REQUIRED WORK: Copy every line of the data that contains the string "relative".

SUPPLIED RECORDS:
>> start

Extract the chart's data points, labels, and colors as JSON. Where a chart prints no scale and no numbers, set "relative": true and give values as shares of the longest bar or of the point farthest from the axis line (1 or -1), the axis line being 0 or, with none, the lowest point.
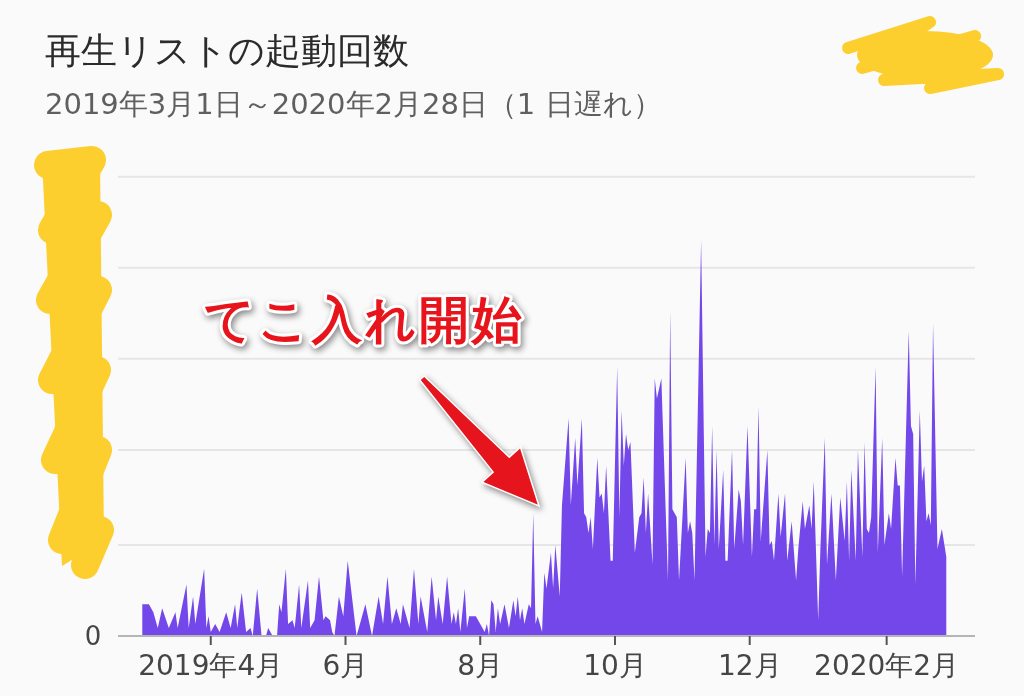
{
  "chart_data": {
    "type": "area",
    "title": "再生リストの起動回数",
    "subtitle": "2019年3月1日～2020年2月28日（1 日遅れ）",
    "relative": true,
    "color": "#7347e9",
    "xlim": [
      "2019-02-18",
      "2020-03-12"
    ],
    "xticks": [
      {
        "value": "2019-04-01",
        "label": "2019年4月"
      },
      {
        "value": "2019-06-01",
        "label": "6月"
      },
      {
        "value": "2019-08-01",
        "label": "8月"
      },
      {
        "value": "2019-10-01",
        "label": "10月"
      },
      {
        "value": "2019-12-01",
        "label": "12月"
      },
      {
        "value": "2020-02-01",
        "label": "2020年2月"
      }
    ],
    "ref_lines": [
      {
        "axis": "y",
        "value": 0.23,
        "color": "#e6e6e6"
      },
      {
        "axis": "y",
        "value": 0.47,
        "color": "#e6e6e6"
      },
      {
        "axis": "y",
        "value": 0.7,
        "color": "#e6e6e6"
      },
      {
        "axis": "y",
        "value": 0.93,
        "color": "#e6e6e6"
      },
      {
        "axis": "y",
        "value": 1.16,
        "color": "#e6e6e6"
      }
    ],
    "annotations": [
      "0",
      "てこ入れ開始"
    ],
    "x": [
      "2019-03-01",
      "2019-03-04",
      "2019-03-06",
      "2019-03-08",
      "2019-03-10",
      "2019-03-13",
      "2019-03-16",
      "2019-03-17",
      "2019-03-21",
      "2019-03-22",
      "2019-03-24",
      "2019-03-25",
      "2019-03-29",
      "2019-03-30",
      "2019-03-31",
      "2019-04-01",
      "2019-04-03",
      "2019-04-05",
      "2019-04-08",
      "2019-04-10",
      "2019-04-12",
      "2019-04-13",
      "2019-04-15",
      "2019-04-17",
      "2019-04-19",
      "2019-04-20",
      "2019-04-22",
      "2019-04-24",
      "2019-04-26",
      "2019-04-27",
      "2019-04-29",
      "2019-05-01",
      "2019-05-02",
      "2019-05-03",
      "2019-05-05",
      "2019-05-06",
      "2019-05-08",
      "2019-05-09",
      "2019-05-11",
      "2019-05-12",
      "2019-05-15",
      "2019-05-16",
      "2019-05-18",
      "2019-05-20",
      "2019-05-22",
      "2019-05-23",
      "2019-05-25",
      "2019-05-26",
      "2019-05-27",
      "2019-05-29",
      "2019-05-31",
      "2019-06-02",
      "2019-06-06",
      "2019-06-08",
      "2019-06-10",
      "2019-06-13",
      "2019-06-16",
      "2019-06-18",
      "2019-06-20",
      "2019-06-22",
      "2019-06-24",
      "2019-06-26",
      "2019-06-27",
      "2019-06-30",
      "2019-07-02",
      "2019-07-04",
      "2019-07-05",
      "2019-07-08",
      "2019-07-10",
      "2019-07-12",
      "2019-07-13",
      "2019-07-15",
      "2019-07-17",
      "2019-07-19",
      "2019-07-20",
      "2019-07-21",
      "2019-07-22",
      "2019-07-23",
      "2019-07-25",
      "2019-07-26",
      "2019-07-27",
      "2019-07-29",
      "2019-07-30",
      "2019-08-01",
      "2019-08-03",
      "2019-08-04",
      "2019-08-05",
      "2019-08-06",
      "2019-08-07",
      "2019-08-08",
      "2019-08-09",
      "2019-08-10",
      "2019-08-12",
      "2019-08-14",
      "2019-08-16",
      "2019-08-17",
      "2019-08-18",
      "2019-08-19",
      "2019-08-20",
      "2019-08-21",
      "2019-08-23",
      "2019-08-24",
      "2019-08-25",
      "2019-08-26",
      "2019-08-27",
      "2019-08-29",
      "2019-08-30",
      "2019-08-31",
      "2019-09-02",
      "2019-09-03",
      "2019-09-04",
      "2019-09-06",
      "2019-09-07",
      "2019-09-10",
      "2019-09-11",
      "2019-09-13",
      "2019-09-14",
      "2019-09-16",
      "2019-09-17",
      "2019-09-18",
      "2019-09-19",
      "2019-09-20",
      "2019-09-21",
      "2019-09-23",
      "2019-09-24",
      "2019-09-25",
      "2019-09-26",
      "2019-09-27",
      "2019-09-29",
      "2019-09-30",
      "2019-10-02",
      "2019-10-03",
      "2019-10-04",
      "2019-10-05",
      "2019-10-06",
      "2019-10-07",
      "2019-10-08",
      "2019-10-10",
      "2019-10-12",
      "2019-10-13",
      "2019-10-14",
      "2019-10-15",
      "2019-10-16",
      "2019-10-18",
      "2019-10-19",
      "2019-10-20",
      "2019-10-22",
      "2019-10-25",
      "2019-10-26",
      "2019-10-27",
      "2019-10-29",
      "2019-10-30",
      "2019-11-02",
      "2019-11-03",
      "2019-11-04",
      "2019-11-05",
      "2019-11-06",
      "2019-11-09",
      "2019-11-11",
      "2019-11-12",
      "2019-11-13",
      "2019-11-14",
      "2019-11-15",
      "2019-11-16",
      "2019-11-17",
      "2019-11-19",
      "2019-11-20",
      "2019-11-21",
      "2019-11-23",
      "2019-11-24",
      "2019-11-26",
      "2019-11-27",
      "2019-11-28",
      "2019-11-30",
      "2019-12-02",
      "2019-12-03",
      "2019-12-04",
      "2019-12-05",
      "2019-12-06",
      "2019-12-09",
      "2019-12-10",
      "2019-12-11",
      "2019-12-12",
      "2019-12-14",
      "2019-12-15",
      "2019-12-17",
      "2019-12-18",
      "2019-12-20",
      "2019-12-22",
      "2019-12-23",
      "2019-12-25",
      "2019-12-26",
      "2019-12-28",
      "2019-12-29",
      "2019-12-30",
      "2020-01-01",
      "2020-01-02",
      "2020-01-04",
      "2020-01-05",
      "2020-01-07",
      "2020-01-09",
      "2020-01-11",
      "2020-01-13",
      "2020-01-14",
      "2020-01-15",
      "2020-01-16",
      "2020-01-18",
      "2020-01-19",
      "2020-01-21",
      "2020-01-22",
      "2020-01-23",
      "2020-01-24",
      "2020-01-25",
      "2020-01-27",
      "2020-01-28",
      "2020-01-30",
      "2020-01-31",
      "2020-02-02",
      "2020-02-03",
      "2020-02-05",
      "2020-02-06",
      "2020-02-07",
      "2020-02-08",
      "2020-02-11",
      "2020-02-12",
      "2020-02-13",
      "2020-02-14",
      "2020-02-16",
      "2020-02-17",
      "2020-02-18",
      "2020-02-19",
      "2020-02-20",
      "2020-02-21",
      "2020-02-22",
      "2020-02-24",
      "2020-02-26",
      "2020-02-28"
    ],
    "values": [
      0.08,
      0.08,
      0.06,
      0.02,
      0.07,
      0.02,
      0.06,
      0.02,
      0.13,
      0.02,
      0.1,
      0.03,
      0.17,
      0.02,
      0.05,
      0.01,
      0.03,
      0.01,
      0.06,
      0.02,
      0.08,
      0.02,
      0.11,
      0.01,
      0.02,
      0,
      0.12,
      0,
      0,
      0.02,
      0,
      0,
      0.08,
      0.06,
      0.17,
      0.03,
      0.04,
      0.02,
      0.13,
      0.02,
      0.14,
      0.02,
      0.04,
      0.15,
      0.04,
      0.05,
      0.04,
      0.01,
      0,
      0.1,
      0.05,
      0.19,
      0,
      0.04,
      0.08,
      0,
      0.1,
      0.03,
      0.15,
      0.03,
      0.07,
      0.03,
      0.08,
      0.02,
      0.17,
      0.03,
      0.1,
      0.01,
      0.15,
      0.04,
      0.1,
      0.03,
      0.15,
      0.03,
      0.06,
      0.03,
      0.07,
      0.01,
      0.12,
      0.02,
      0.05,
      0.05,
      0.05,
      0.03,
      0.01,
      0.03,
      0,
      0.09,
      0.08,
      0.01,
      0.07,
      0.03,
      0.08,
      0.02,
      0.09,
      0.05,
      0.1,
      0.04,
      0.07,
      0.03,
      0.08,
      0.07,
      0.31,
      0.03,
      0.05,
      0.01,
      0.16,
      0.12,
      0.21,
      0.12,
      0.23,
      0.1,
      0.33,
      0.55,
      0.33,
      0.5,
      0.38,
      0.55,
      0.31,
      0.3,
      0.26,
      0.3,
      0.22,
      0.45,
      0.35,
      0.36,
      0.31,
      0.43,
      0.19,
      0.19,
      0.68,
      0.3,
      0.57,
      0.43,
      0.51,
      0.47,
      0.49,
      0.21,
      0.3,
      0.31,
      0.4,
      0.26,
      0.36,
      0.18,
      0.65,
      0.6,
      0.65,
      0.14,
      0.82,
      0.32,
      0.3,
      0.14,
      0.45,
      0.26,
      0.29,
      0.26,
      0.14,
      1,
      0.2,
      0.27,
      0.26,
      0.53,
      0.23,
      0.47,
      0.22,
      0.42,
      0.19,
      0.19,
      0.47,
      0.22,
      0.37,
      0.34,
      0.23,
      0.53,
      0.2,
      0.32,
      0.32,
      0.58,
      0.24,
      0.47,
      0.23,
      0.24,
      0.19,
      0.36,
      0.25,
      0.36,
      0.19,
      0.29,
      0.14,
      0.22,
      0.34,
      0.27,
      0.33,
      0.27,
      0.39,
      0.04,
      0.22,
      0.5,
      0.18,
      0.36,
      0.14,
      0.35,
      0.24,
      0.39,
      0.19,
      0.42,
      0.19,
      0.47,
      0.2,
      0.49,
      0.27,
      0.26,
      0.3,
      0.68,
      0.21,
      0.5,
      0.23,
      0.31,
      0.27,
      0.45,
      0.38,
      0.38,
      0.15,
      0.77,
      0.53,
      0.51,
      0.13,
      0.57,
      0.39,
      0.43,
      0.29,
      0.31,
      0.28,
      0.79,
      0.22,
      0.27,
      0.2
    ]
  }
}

>> end
>> start

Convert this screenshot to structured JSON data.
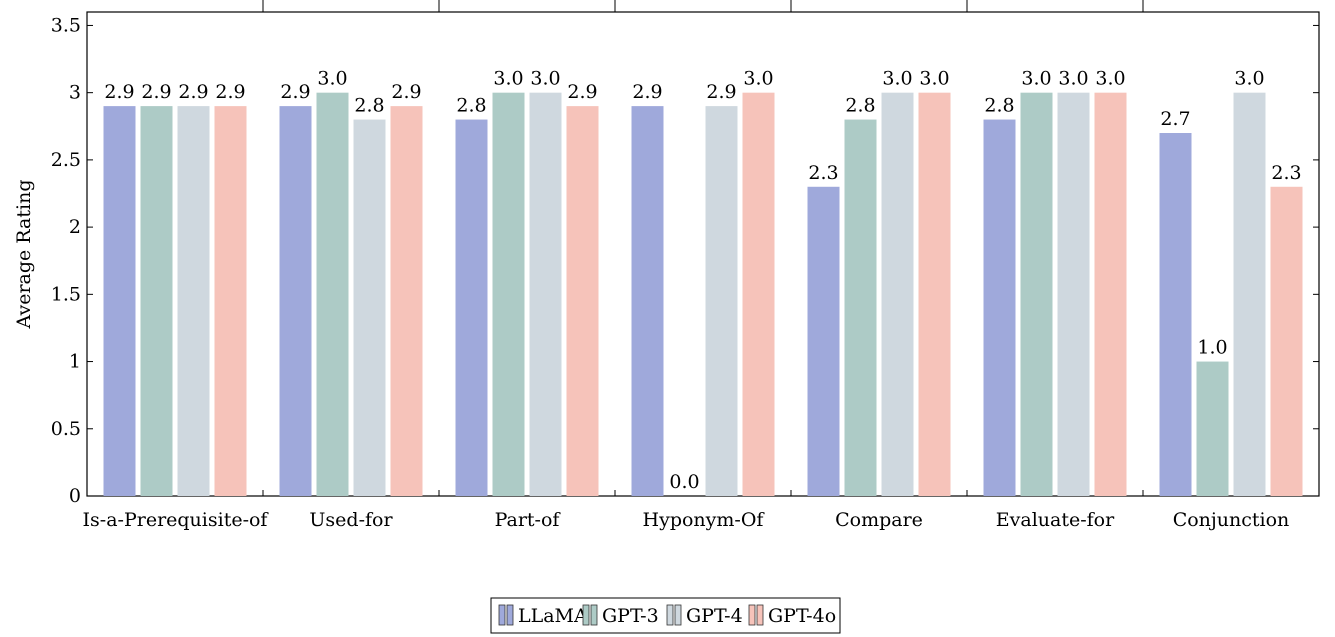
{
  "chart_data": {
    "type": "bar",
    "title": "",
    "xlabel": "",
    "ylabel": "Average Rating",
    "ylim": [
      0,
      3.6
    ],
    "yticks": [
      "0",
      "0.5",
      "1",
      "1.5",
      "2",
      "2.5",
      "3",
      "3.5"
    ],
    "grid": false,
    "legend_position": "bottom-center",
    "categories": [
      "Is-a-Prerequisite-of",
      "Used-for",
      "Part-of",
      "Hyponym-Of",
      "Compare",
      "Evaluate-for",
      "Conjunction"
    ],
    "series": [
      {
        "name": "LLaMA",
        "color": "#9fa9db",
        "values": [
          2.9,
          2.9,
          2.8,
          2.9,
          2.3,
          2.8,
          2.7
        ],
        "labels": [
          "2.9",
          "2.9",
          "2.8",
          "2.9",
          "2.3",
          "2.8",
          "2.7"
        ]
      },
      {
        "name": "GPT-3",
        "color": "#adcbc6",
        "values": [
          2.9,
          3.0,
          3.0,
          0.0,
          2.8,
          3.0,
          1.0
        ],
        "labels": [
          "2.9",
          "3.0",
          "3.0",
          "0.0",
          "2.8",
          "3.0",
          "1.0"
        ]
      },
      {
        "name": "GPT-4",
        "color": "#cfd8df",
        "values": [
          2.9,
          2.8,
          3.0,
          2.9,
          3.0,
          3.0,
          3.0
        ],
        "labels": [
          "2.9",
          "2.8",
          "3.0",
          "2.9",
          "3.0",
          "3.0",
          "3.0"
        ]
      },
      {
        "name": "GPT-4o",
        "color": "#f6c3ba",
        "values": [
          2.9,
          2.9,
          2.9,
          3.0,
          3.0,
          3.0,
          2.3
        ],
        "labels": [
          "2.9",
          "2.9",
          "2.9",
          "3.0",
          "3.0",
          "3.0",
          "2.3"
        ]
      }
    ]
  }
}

>> end
>> start

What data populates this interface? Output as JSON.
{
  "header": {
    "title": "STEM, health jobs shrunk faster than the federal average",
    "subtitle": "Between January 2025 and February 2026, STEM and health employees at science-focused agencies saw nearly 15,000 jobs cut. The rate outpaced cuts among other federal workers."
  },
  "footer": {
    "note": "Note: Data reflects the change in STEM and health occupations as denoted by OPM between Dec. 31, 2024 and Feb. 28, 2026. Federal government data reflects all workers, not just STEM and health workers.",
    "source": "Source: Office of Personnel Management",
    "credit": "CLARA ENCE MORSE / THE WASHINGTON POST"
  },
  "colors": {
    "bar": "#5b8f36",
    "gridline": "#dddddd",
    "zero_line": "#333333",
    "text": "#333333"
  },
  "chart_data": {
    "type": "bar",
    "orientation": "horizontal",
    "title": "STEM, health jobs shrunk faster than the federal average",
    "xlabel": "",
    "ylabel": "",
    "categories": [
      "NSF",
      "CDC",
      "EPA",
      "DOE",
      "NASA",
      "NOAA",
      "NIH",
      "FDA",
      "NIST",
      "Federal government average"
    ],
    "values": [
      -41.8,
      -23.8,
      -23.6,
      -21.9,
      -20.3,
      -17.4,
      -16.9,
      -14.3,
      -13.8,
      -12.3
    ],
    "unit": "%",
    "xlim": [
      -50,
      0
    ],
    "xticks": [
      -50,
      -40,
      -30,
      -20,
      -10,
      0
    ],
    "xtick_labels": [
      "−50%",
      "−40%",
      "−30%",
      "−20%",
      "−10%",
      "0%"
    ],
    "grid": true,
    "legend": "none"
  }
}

>> end

WRITTEN ANSWER:
Extract the chart's data points, labels, and colors as JSON. Where a chart prints no scale and no numbers, set "relative": true and give values as shares of the longest bar or of the point farthest from the axis line (1 or -1), the axis line being 0 or, with none, the lowest point.
    "relative": true,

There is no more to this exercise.